(Figure record listings)
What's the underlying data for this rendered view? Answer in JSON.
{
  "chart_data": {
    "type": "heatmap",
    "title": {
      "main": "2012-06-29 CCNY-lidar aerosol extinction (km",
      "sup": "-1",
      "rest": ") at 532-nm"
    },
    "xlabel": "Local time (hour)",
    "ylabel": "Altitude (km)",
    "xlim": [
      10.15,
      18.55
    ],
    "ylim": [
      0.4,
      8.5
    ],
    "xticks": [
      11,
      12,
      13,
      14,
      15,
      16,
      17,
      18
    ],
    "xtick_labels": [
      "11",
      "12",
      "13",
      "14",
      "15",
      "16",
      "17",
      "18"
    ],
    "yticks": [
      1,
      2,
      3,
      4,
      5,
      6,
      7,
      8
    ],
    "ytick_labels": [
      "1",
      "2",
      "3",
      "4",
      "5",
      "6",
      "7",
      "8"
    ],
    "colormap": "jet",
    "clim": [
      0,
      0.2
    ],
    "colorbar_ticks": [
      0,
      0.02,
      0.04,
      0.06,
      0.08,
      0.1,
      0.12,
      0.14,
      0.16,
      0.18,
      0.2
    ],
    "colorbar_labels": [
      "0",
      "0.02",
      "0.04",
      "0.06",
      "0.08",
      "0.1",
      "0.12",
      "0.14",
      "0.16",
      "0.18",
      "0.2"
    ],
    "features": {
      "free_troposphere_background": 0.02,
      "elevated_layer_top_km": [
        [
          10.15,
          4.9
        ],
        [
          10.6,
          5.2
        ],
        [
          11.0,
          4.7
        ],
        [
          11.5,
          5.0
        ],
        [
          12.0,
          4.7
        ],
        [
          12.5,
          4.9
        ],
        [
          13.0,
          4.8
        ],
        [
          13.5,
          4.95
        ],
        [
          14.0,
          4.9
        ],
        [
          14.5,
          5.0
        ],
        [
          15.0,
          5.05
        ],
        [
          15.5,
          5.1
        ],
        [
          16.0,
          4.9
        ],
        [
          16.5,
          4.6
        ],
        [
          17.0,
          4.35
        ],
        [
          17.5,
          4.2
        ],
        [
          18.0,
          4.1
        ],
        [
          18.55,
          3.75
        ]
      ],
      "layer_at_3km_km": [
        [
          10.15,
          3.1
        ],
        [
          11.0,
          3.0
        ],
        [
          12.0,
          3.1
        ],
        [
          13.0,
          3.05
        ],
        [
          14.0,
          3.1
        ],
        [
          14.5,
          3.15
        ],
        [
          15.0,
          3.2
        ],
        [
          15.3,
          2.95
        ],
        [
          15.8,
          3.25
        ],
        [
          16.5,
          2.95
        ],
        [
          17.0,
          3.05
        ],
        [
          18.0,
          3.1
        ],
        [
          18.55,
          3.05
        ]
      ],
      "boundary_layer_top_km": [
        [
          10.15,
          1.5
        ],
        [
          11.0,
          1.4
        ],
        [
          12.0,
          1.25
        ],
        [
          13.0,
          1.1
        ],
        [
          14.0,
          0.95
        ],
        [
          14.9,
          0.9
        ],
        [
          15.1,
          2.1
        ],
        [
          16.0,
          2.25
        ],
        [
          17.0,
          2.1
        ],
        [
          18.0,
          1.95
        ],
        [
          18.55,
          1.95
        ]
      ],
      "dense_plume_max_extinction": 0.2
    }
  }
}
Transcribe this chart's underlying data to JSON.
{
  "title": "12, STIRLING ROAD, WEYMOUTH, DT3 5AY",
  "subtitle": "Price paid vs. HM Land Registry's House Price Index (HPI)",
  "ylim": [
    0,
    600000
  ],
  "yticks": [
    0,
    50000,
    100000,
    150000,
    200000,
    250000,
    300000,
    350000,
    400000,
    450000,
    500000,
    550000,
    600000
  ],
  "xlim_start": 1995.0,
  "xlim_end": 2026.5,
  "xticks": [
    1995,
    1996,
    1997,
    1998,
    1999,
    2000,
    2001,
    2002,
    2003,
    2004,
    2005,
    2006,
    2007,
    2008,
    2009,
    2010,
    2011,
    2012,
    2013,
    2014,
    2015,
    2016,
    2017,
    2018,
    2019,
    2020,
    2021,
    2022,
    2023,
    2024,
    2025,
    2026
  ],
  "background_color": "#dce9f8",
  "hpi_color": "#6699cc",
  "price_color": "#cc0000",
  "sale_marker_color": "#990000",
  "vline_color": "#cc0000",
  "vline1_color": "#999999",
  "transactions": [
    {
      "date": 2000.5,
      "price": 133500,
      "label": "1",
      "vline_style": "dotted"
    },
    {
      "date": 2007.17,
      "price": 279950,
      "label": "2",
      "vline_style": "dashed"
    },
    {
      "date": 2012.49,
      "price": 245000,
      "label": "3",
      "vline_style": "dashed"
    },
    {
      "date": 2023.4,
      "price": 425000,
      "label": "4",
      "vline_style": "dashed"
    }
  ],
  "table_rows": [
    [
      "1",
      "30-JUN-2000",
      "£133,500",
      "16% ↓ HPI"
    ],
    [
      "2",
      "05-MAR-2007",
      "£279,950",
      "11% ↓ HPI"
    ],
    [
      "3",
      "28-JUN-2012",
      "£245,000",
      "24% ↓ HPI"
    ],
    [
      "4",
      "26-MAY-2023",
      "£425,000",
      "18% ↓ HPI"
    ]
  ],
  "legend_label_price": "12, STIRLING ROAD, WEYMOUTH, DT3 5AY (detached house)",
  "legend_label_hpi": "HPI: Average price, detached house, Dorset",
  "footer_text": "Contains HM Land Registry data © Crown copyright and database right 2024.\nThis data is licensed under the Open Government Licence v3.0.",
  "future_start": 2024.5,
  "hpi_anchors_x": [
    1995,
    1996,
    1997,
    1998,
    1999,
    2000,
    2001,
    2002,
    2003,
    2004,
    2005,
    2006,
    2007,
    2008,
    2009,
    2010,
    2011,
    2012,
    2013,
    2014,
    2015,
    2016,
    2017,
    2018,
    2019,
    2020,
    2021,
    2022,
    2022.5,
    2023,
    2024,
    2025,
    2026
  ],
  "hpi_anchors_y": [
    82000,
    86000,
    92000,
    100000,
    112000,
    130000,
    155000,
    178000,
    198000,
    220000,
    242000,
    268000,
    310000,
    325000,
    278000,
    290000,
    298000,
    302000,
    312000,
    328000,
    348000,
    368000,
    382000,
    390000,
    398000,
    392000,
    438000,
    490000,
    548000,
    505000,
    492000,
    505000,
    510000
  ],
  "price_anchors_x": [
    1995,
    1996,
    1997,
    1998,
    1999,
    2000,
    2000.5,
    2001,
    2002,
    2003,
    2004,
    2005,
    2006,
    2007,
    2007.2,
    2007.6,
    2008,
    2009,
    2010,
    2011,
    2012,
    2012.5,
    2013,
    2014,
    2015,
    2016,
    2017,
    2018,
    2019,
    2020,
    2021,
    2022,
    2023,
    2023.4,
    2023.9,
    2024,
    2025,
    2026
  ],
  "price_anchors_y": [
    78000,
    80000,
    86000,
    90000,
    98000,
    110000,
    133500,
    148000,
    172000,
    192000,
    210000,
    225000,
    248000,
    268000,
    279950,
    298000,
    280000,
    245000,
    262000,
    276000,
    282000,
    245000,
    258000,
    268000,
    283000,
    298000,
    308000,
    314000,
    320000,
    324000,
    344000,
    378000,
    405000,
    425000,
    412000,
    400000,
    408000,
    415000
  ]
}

▶ _Task brief_:
Return every line exactly.

▶ _Output for this task_:
What's the underlying data for this rendered view? Answer in JSON.
{
  "chart_data": {
    "type": "heatmap",
    "title": {
      "main": "2012-06-29 CCNY-lidar aerosol extinction (km",
      "sup": "-1",
      "rest": ") at 532-nm"
    },
    "xlabel": "Local time (hour)",
    "ylabel": "Altitude (km)",
    "xlim": [
      10.15,
      18.55
    ],
    "ylim": [
      0.4,
      8.5
    ],
    "xticks": [
      11,
      12,
      13,
      14,
      15,
      16,
      17,
      18
    ],
    "xtick_labels": [
      "11",
      "12",
      "13",
      "14",
      "15",
      "16",
      "17",
      "18"
    ],
    "yticks": [
      1,
      2,
      3,
      4,
      5,
      6,
      7,
      8
    ],
    "ytick_labels": [
      "1",
      "2",
      "3",
      "4",
      "5",
      "6",
      "7",
      "8"
    ],
    "colormap": "jet",
    "clim": [
      0,
      0.2
    ],
    "colorbar_ticks": [
      0,
      0.02,
      0.04,
      0.06,
      0.08,
      0.1,
      0.12,
      0.14,
      0.16,
      0.18,
      0.2
    ],
    "colorbar_labels": [
      "0",
      "0.02",
      "0.04",
      "0.06",
      "0.08",
      "0.1",
      "0.12",
      "0.14",
      "0.16",
      "0.18",
      "0.2"
    ],
    "features": {
      "free_troposphere_background": 0.02,
      "elevated_layer_top_km": [
        [
          10.15,
          4.9
        ],
        [
          10.6,
          5.2
        ],
        [
          11.0,
          4.7
        ],
        [
          11.5,
          5.0
        ],
        [
          12.0,
          4.7
        ],
        [
          12.5,
          4.9
        ],
        [
          13.0,
          4.8
        ],
        [
          13.5,
          4.95
        ],
        [
          14.0,
          4.9
        ],
        [
          14.5,
          5.0
        ],
        [
          15.0,
          5.05
        ],
        [
          15.5,
          5.1
        ],
        [
          16.0,
          4.9
        ],
        [
          16.5,
          4.6
        ],
        [
          17.0,
          4.35
        ],
        [
          17.5,
          4.2
        ],
        [
          18.0,
          4.1
        ],
        [
          18.55,
          3.75
        ]
      ],
      "layer_at_3km_km": [
        [
          10.15,
          3.1
        ],
        [
          11.0,
          3.0
        ],
        [
          12.0,
          3.1
        ],
        [
          13.0,
          3.05
        ],
        [
          14.0,
          3.1
        ],
        [
          14.5,
          3.15
        ],
        [
          15.0,
          3.2
        ],
        [
          15.3,
          2.95
        ],
        [
          15.8,
          3.25
        ],
        [
          16.5,
          2.95
        ],
        [
          17.0,
          3.05
        ],
        [
          18.0,
          3.1
        ],
        [
          18.55,
          3.05
        ]
      ],
      "boundary_layer_top_km": [
        [
          10.15,
          1.5
        ],
        [
          11.0,
          1.4
        ],
        [
          12.0,
          1.25
        ],
        [
          13.0,
          1.1
        ],
        [
          14.0,
          0.95
        ],
        [
          14.9,
          0.9
        ],
        [
          15.1,
          2.1
        ],
        [
          16.0,
          2.25
        ],
        [
          17.0,
          2.1
        ],
        [
          18.0,
          1.95
        ],
        [
          18.55,
          1.95
        ]
      ],
      "dense_plume_max_extinction": 0.2
    }
  }
}
Transcribe this chart's underlying data to JSON.
{
  "title": "12, STIRLING ROAD, WEYMOUTH, DT3 5AY",
  "subtitle": "Price paid vs. HM Land Registry's House Price Index (HPI)",
  "ylim": [
    0,
    600000
  ],
  "yticks": [
    0,
    50000,
    100000,
    150000,
    200000,
    250000,
    300000,
    350000,
    400000,
    450000,
    500000,
    550000,
    600000
  ],
  "xlim_start": 1995.0,
  "xlim_end": 2026.5,
  "xticks": [
    1995,
    1996,
    1997,
    1998,
    1999,
    2000,
    2001,
    2002,
    2003,
    2004,
    2005,
    2006,
    2007,
    2008,
    2009,
    2010,
    2011,
    2012,
    2013,
    2014,
    2015,
    2016,
    2017,
    2018,
    2019,
    2020,
    2021,
    2022,
    2023,
    2024,
    2025,
    2026
  ],
  "background_color": "#dce9f8",
  "hpi_color": "#6699cc",
  "price_color": "#cc0000",
  "sale_marker_color": "#990000",
  "vline_color": "#cc0000",
  "vline1_color": "#999999",
  "transactions": [
    {
      "date": 2000.5,
      "price": 133500,
      "label": "1",
      "vline_style": "dotted"
    },
    {
      "date": 2007.17,
      "price": 279950,
      "label": "2",
      "vline_style": "dashed"
    },
    {
      "date": 2012.49,
      "price": 245000,
      "label": "3",
      "vline_style": "dashed"
    },
    {
      "date": 2023.4,
      "price": 425000,
      "label": "4",
      "vline_style": "dashed"
    }
  ],
  "table_rows": [
    [
      "1",
      "30-JUN-2000",
      "£133,500",
      "16% ↓ HPI"
    ],
    [
      "2",
      "05-MAR-2007",
      "£279,950",
      "11% ↓ HPI"
    ],
    [
      "3",
      "28-JUN-2012",
      "£245,000",
      "24% ↓ HPI"
    ],
    [
      "4",
      "26-MAY-2023",
      "£425,000",
      "18% ↓ HPI"
    ]
  ],
  "legend_label_price": "12, STIRLING ROAD, WEYMOUTH, DT3 5AY (detached house)",
  "legend_label_hpi": "HPI: Average price, detached house, Dorset",
  "footer_text": "Contains HM Land Registry data © Crown copyright and database right 2024.\nThis data is licensed under the Open Government Licence v3.0.",
  "future_start": 2024.5,
  "hpi_anchors_x": [
    1995,
    1996,
    1997,
    1998,
    1999,
    2000,
    2001,
    2002,
    2003,
    2004,
    2005,
    2006,
    2007,
    2008,
    2009,
    2010,
    2011,
    2012,
    2013,
    2014,
    2015,
    2016,
    2017,
    2018,
    2019,
    2020,
    2021,
    2022,
    2022.5,
    2023,
    2024,
    2025,
    2026
  ],
  "hpi_anchors_y": [
    82000,
    86000,
    92000,
    100000,
    112000,
    130000,
    155000,
    178000,
    198000,
    220000,
    242000,
    268000,
    310000,
    325000,
    278000,
    290000,
    298000,
    302000,
    312000,
    328000,
    348000,
    368000,
    382000,
    390000,
    398000,
    392000,
    438000,
    490000,
    548000,
    505000,
    492000,
    505000,
    510000
  ],
  "price_anchors_x": [
    1995,
    1996,
    1997,
    1998,
    1999,
    2000,
    2000.5,
    2001,
    2002,
    2003,
    2004,
    2005,
    2006,
    2007,
    2007.2,
    2007.6,
    2008,
    2009,
    2010,
    2011,
    2012,
    2012.5,
    2013,
    2014,
    2015,
    2016,
    2017,
    2018,
    2019,
    2020,
    2021,
    2022,
    2023,
    2023.4,
    2023.9,
    2024,
    2025,
    2026
  ],
  "price_anchors_y": [
    78000,
    80000,
    86000,
    90000,
    98000,
    110000,
    133500,
    148000,
    172000,
    192000,
    210000,
    225000,
    248000,
    268000,
    279950,
    298000,
    280000,
    245000,
    262000,
    276000,
    282000,
    245000,
    258000,
    268000,
    283000,
    298000,
    308000,
    314000,
    320000,
    324000,
    344000,
    378000,
    405000,
    425000,
    412000,
    400000,
    408000,
    415000
  ]
}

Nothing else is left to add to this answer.